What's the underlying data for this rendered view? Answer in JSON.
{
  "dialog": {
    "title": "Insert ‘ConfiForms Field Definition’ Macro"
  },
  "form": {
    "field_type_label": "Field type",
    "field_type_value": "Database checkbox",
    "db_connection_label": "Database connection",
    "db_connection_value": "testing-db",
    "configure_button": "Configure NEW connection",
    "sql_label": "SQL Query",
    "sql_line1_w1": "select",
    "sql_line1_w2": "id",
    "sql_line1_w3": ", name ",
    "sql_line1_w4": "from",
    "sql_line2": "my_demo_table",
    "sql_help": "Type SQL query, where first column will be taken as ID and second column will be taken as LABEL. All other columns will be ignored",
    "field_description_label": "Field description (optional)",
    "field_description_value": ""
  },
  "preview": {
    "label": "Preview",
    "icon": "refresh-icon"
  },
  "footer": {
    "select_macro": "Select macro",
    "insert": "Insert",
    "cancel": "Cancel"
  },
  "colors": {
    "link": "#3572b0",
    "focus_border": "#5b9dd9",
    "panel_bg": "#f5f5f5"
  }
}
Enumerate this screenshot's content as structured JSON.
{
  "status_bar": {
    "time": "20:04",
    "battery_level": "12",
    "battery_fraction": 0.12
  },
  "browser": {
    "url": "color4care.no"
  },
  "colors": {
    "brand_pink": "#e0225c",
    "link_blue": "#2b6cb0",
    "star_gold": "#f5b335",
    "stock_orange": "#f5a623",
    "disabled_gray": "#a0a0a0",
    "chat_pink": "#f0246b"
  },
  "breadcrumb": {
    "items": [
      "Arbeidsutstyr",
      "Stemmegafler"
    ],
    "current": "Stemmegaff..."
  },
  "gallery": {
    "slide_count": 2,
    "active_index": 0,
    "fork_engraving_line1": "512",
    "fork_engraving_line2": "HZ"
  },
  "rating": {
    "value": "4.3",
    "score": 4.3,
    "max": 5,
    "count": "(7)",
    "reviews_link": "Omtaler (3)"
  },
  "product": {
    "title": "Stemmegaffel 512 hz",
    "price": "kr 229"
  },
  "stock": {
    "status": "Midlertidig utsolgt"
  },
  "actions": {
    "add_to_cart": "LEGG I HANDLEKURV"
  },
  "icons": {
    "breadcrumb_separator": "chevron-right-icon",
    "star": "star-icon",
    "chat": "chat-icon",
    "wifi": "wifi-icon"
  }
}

**EXERCISE TASK:** Repeat all entries. Match them exactly.

**WRITTEN SOLUTION:**
What's the underlying data for this rendered view? Answer in JSON.
{
  "dialog": {
    "title": "Insert ‘ConfiForms Field Definition’ Macro"
  },
  "form": {
    "field_type_label": "Field type",
    "field_type_value": "Database checkbox",
    "db_connection_label": "Database connection",
    "db_connection_value": "testing-db",
    "configure_button": "Configure NEW connection",
    "sql_label": "SQL Query",
    "sql_line1_w1": "select",
    "sql_line1_w2": "id",
    "sql_line1_w3": ", name ",
    "sql_line1_w4": "from",
    "sql_line2": "my_demo_table",
    "sql_help": "Type SQL query, where first column will be taken as ID and second column will be taken as LABEL. All other columns will be ignored",
    "field_description_label": "Field description (optional)",
    "field_description_value": ""
  },
  "preview": {
    "label": "Preview",
    "icon": "refresh-icon"
  },
  "footer": {
    "select_macro": "Select macro",
    "insert": "Insert",
    "cancel": "Cancel"
  },
  "colors": {
    "link": "#3572b0",
    "focus_border": "#5b9dd9",
    "panel_bg": "#f5f5f5"
  }
}
Enumerate this screenshot's content as structured JSON.
{
  "status_bar": {
    "time": "20:04",
    "battery_level": "12",
    "battery_fraction": 0.12
  },
  "browser": {
    "url": "color4care.no"
  },
  "colors": {
    "brand_pink": "#e0225c",
    "link_blue": "#2b6cb0",
    "star_gold": "#f5b335",
    "stock_orange": "#f5a623",
    "disabled_gray": "#a0a0a0",
    "chat_pink": "#f0246b"
  },
  "breadcrumb": {
    "items": [
      "Arbeidsutstyr",
      "Stemmegafler"
    ],
    "current": "Stemmegaff..."
  },
  "gallery": {
    "slide_count": 2,
    "active_index": 0,
    "fork_engraving_line1": "512",
    "fork_engraving_line2": "HZ"
  },
  "rating": {
    "value": "4.3",
    "score": 4.3,
    "max": 5,
    "count": "(7)",
    "reviews_link": "Omtaler (3)"
  },
  "product": {
    "title": "Stemmegaffel 512 hz",
    "price": "kr 229"
  },
  "stock": {
    "status": "Midlertidig utsolgt"
  },
  "actions": {
    "add_to_cart": "LEGG I HANDLEKURV"
  },
  "icons": {
    "breadcrumb_separator": "chevron-right-icon",
    "star": "star-icon",
    "chat": "chat-icon",
    "wifi": "wifi-icon"
  }
}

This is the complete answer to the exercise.